Records from a collection of figures:
####################

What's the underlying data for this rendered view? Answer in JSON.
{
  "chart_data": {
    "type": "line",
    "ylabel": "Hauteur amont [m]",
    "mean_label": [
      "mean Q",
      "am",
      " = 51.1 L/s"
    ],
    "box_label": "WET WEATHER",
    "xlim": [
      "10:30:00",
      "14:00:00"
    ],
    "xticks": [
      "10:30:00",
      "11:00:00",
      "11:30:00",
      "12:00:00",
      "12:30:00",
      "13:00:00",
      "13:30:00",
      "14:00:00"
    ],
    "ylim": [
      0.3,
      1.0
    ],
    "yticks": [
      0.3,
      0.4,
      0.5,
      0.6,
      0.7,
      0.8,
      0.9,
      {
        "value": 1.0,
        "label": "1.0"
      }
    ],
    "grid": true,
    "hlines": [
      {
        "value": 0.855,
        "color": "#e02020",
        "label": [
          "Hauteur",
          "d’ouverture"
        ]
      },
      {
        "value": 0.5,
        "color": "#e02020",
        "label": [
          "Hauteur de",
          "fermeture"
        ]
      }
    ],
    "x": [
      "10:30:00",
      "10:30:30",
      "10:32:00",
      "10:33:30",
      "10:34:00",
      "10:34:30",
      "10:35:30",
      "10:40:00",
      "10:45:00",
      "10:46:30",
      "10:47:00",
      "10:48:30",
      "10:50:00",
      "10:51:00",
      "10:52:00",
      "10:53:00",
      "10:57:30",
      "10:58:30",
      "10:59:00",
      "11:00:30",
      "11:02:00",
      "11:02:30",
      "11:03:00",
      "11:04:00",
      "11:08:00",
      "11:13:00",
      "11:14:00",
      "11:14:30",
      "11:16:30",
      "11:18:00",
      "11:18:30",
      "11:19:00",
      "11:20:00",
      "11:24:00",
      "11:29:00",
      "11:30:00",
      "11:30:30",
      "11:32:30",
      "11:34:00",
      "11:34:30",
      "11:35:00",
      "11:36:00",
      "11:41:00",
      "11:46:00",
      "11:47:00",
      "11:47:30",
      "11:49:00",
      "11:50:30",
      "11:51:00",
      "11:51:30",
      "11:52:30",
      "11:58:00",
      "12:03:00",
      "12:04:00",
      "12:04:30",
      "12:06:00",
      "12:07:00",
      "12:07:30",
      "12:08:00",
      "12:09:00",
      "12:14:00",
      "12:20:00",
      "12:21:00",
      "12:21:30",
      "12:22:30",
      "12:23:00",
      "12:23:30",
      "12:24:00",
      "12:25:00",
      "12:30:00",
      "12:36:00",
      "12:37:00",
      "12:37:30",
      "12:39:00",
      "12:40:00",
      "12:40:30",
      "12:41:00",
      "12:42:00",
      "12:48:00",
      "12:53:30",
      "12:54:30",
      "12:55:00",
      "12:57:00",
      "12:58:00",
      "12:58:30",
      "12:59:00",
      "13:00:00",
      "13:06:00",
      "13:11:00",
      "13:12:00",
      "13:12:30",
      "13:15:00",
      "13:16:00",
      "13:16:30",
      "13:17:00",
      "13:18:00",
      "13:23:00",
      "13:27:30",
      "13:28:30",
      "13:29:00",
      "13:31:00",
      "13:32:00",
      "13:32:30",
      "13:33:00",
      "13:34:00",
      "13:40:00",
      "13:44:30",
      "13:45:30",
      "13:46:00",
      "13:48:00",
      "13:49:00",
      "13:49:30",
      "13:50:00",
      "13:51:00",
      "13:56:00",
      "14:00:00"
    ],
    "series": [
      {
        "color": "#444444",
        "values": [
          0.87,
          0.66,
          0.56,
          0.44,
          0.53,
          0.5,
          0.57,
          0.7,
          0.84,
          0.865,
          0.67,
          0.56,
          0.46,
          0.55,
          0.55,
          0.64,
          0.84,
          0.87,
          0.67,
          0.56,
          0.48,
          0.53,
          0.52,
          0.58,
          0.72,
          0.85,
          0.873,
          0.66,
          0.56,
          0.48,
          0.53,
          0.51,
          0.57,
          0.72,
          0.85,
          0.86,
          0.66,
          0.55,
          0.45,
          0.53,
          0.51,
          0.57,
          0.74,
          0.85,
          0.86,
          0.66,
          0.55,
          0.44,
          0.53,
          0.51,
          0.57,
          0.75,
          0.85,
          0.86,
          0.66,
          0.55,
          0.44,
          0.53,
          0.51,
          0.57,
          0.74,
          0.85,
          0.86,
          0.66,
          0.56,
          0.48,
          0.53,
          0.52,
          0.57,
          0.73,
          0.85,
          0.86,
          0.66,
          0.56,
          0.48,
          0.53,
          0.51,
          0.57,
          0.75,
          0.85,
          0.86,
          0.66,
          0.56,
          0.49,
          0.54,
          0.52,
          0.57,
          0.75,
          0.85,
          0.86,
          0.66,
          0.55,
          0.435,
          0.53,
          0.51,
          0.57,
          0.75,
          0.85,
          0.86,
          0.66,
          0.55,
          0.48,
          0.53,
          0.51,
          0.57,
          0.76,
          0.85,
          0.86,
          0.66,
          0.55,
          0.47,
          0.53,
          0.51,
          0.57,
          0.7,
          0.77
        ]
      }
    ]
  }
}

####################

**INSTRUCTION**
Exactly as written, please output every entry.

**EXERCISE ANSWER**
What's the underlying data for this rendered view? Answer in JSON.
{
  "chart_data": {
    "type": "line",
    "ylabel": "Hauteur amont [m]",
    "mean_label": [
      "mean Q",
      "am",
      " = 51.1 L/s"
    ],
    "box_label": "WET WEATHER",
    "xlim": [
      "10:30:00",
      "14:00:00"
    ],
    "xticks": [
      "10:30:00",
      "11:00:00",
      "11:30:00",
      "12:00:00",
      "12:30:00",
      "13:00:00",
      "13:30:00",
      "14:00:00"
    ],
    "ylim": [
      0.3,
      1.0
    ],
    "yticks": [
      0.3,
      0.4,
      0.5,
      0.6,
      0.7,
      0.8,
      0.9,
      {
        "value": 1.0,
        "label": "1.0"
      }
    ],
    "grid": true,
    "hlines": [
      {
        "value": 0.855,
        "color": "#e02020",
        "label": [
          "Hauteur",
          "d’ouverture"
        ]
      },
      {
        "value": 0.5,
        "color": "#e02020",
        "label": [
          "Hauteur de",
          "fermeture"
        ]
      }
    ],
    "x": [
      "10:30:00",
      "10:30:30",
      "10:32:00",
      "10:33:30",
      "10:34:00",
      "10:34:30",
      "10:35:30",
      "10:40:00",
      "10:45:00",
      "10:46:30",
      "10:47:00",
      "10:48:30",
      "10:50:00",
      "10:51:00",
      "10:52:00",
      "10:53:00",
      "10:57:30",
      "10:58:30",
      "10:59:00",
      "11:00:30",
      "11:02:00",
      "11:02:30",
      "11:03:00",
      "11:04:00",
      "11:08:00",
      "11:13:00",
      "11:14:00",
      "11:14:30",
      "11:16:30",
      "11:18:00",
      "11:18:30",
      "11:19:00",
      "11:20:00",
      "11:24:00",
      "11:29:00",
      "11:30:00",
      "11:30:30",
      "11:32:30",
      "11:34:00",
      "11:34:30",
      "11:35:00",
      "11:36:00",
      "11:41:00",
      "11:46:00",
      "11:47:00",
      "11:47:30",
      "11:49:00",
      "11:50:30",
      "11:51:00",
      "11:51:30",
      "11:52:30",
      "11:58:00",
      "12:03:00",
      "12:04:00",
      "12:04:30",
      "12:06:00",
      "12:07:00",
      "12:07:30",
      "12:08:00",
      "12:09:00",
      "12:14:00",
      "12:20:00",
      "12:21:00",
      "12:21:30",
      "12:22:30",
      "12:23:00",
      "12:23:30",
      "12:24:00",
      "12:25:00",
      "12:30:00",
      "12:36:00",
      "12:37:00",
      "12:37:30",
      "12:39:00",
      "12:40:00",
      "12:40:30",
      "12:41:00",
      "12:42:00",
      "12:48:00",
      "12:53:30",
      "12:54:30",
      "12:55:00",
      "12:57:00",
      "12:58:00",
      "12:58:30",
      "12:59:00",
      "13:00:00",
      "13:06:00",
      "13:11:00",
      "13:12:00",
      "13:12:30",
      "13:15:00",
      "13:16:00",
      "13:16:30",
      "13:17:00",
      "13:18:00",
      "13:23:00",
      "13:27:30",
      "13:28:30",
      "13:29:00",
      "13:31:00",
      "13:32:00",
      "13:32:30",
      "13:33:00",
      "13:34:00",
      "13:40:00",
      "13:44:30",
      "13:45:30",
      "13:46:00",
      "13:48:00",
      "13:49:00",
      "13:49:30",
      "13:50:00",
      "13:51:00",
      "13:56:00",
      "14:00:00"
    ],
    "series": [
      {
        "color": "#444444",
        "values": [
          0.87,
          0.66,
          0.56,
          0.44,
          0.53,
          0.5,
          0.57,
          0.7,
          0.84,
          0.865,
          0.67,
          0.56,
          0.46,
          0.55,
          0.55,
          0.64,
          0.84,
          0.87,
          0.67,
          0.56,
          0.48,
          0.53,
          0.52,
          0.58,
          0.72,
          0.85,
          0.873,
          0.66,
          0.56,
          0.48,
          0.53,
          0.51,
          0.57,
          0.72,
          0.85,
          0.86,
          0.66,
          0.55,
          0.45,
          0.53,
          0.51,
          0.57,
          0.74,
          0.85,
          0.86,
          0.66,
          0.55,
          0.44,
          0.53,
          0.51,
          0.57,
          0.75,
          0.85,
          0.86,
          0.66,
          0.55,
          0.44,
          0.53,
          0.51,
          0.57,
          0.74,
          0.85,
          0.86,
          0.66,
          0.56,
          0.48,
          0.53,
          0.52,
          0.57,
          0.73,
          0.85,
          0.86,
          0.66,
          0.56,
          0.48,
          0.53,
          0.51,
          0.57,
          0.75,
          0.85,
          0.86,
          0.66,
          0.56,
          0.49,
          0.54,
          0.52,
          0.57,
          0.75,
          0.85,
          0.86,
          0.66,
          0.55,
          0.435,
          0.53,
          0.51,
          0.57,
          0.75,
          0.85,
          0.86,
          0.66,
          0.55,
          0.48,
          0.53,
          0.51,
          0.57,
          0.76,
          0.85,
          0.86,
          0.66,
          0.55,
          0.47,
          0.53,
          0.51,
          0.57,
          0.7,
          0.77
        ]
      }
    ]
  }
}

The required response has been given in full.